═════ Task inputs
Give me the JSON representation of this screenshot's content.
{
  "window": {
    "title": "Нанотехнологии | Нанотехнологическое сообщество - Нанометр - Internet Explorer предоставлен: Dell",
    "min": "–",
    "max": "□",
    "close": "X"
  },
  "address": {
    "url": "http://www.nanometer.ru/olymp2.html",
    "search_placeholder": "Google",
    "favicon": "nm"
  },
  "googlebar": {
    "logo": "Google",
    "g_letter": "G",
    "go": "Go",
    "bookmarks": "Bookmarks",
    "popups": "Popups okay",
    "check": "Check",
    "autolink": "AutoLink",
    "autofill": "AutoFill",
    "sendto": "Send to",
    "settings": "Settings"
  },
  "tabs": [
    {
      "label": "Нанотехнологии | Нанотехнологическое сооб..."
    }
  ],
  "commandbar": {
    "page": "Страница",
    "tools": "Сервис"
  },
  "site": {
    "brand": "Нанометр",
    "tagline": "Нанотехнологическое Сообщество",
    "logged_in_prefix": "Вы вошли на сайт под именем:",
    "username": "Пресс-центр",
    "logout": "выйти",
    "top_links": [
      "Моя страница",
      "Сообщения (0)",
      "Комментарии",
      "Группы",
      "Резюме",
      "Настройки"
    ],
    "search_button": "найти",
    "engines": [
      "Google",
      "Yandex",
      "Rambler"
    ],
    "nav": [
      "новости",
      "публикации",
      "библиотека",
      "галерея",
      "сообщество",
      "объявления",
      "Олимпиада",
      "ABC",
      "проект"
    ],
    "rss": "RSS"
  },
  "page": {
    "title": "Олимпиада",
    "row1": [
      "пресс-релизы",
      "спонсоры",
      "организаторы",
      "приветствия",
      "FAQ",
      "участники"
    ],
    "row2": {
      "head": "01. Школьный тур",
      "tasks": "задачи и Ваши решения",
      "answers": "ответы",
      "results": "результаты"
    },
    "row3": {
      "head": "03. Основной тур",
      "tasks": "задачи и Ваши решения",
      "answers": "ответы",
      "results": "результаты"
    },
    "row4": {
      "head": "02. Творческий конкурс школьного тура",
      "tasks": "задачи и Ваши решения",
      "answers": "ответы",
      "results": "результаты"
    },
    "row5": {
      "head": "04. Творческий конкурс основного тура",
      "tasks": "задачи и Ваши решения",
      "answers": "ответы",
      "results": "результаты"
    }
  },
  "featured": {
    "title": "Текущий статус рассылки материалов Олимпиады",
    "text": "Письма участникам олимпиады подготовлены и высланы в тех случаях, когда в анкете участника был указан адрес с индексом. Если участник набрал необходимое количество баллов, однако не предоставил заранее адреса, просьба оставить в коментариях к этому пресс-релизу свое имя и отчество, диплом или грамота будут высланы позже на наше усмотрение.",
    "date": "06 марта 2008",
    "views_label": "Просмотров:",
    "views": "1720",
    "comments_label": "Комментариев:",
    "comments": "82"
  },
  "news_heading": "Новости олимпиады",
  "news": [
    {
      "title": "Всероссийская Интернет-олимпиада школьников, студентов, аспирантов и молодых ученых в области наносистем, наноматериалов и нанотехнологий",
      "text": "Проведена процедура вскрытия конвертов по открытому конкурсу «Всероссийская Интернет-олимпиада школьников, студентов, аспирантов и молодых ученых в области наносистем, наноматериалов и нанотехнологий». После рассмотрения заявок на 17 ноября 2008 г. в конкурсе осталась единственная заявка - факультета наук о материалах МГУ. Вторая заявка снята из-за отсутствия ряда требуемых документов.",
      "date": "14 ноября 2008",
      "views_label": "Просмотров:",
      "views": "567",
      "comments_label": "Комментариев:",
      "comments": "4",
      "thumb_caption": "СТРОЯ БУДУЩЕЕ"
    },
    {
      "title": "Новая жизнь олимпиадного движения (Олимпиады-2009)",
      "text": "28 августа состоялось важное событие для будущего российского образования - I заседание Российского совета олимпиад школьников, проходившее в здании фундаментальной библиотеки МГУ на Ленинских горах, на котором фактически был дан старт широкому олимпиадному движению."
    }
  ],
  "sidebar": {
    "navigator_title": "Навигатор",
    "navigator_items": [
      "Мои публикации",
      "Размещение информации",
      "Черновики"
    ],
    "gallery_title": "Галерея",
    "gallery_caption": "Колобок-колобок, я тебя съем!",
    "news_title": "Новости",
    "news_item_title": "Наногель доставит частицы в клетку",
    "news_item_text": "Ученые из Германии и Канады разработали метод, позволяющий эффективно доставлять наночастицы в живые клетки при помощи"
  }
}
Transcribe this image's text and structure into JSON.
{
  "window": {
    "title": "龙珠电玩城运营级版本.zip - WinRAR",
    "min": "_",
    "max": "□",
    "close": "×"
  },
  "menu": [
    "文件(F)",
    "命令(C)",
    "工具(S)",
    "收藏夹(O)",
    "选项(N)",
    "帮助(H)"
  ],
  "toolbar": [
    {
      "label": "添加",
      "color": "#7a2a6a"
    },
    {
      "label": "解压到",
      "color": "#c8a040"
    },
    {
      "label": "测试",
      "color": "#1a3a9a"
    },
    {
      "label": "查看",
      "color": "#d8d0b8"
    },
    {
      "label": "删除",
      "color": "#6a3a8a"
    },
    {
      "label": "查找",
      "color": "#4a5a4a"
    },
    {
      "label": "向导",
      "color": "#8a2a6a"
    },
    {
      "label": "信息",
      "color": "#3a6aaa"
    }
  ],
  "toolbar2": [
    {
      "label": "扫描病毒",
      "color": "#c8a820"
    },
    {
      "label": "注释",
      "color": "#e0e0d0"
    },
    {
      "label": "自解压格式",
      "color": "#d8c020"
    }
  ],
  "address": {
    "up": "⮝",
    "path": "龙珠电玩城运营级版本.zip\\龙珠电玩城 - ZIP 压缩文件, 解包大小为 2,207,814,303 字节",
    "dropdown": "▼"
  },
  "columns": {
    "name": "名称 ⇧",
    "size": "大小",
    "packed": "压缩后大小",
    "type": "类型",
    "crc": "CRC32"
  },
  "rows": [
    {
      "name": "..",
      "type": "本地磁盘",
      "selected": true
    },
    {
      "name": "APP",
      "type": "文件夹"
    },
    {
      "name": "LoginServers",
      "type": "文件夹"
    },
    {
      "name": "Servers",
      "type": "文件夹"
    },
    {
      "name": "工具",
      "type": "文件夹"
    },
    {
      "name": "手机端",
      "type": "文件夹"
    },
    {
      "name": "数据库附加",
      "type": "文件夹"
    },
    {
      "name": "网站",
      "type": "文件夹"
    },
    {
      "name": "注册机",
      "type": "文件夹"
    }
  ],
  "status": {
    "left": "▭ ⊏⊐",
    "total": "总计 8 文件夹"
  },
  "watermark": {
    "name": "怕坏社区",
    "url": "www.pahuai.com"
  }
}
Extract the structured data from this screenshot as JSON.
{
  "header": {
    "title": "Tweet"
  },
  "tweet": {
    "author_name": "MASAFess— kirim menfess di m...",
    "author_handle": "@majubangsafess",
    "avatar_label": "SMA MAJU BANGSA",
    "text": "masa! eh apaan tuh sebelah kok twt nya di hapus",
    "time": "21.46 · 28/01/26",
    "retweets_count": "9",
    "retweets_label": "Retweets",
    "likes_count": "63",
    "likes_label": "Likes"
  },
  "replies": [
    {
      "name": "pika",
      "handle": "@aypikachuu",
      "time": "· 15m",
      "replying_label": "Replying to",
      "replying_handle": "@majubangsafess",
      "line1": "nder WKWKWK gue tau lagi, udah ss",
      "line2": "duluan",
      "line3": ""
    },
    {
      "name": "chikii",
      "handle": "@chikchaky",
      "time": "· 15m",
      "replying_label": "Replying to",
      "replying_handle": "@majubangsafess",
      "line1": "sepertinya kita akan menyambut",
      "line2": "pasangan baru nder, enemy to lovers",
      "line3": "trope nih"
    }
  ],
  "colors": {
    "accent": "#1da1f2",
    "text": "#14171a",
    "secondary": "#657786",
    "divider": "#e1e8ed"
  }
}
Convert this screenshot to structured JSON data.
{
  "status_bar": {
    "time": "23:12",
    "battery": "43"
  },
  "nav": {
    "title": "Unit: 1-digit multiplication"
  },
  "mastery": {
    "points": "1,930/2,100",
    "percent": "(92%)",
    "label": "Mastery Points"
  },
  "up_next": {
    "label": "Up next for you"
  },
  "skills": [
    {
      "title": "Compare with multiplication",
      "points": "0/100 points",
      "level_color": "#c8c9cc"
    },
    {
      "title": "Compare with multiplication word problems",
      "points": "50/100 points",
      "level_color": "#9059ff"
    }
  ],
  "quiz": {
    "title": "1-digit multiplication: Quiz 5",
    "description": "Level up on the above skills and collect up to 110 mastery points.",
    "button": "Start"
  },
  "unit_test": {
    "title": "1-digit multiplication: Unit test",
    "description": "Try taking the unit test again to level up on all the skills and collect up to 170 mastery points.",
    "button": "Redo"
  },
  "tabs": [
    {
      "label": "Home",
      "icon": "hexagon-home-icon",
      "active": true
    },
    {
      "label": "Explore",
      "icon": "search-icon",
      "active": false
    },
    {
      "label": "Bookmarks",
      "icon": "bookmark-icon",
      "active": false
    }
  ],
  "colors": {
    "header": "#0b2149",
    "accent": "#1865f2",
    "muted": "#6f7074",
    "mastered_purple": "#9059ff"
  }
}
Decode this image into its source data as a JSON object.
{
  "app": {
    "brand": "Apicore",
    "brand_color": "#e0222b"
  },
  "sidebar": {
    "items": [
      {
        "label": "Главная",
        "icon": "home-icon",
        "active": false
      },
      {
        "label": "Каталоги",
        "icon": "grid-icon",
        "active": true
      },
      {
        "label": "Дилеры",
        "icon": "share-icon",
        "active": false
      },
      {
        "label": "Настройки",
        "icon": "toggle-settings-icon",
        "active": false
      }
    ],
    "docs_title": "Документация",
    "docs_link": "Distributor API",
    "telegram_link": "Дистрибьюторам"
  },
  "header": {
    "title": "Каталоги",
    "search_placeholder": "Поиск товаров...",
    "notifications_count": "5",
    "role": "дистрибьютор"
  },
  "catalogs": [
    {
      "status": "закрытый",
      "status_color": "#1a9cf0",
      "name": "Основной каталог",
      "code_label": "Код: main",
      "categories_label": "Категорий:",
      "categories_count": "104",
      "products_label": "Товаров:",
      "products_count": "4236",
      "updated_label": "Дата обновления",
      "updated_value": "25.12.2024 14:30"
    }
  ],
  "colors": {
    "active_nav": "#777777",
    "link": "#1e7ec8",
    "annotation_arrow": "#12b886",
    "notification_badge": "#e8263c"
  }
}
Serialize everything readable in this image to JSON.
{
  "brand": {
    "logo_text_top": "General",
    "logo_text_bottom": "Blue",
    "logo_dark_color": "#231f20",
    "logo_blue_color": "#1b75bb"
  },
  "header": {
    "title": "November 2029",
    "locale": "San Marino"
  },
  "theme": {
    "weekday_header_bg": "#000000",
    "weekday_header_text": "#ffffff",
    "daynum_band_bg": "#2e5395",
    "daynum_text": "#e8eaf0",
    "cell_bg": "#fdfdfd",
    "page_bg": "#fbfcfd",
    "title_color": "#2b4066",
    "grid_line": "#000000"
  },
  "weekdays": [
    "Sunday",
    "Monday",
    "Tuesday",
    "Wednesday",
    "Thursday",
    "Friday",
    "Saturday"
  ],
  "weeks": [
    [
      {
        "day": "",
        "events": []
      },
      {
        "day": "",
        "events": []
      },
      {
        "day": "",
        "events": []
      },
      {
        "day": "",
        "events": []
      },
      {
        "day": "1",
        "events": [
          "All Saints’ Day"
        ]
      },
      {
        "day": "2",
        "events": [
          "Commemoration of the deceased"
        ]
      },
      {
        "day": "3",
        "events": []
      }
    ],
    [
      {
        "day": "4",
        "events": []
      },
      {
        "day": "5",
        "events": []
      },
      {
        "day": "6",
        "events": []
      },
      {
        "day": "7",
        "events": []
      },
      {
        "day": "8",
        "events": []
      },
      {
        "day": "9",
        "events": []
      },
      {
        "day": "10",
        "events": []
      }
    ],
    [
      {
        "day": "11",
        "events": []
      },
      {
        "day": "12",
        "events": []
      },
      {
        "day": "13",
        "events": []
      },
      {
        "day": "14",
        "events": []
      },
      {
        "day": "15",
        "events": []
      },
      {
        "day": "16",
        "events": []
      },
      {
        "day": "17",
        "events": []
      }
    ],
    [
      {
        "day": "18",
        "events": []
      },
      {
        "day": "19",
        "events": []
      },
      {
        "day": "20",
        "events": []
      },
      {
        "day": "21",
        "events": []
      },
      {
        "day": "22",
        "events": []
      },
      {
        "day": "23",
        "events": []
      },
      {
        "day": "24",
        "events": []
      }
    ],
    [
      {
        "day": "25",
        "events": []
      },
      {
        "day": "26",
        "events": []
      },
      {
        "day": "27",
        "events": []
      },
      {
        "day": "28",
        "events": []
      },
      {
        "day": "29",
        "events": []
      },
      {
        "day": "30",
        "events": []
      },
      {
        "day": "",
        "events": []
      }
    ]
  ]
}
══════════
_Task details:_
Look over the listing above. Pick out and copy every line that includes "Комментариев".

_Task result:_
    "comments_label": "Комментариев:",
      "comments_label": "Комментариев:",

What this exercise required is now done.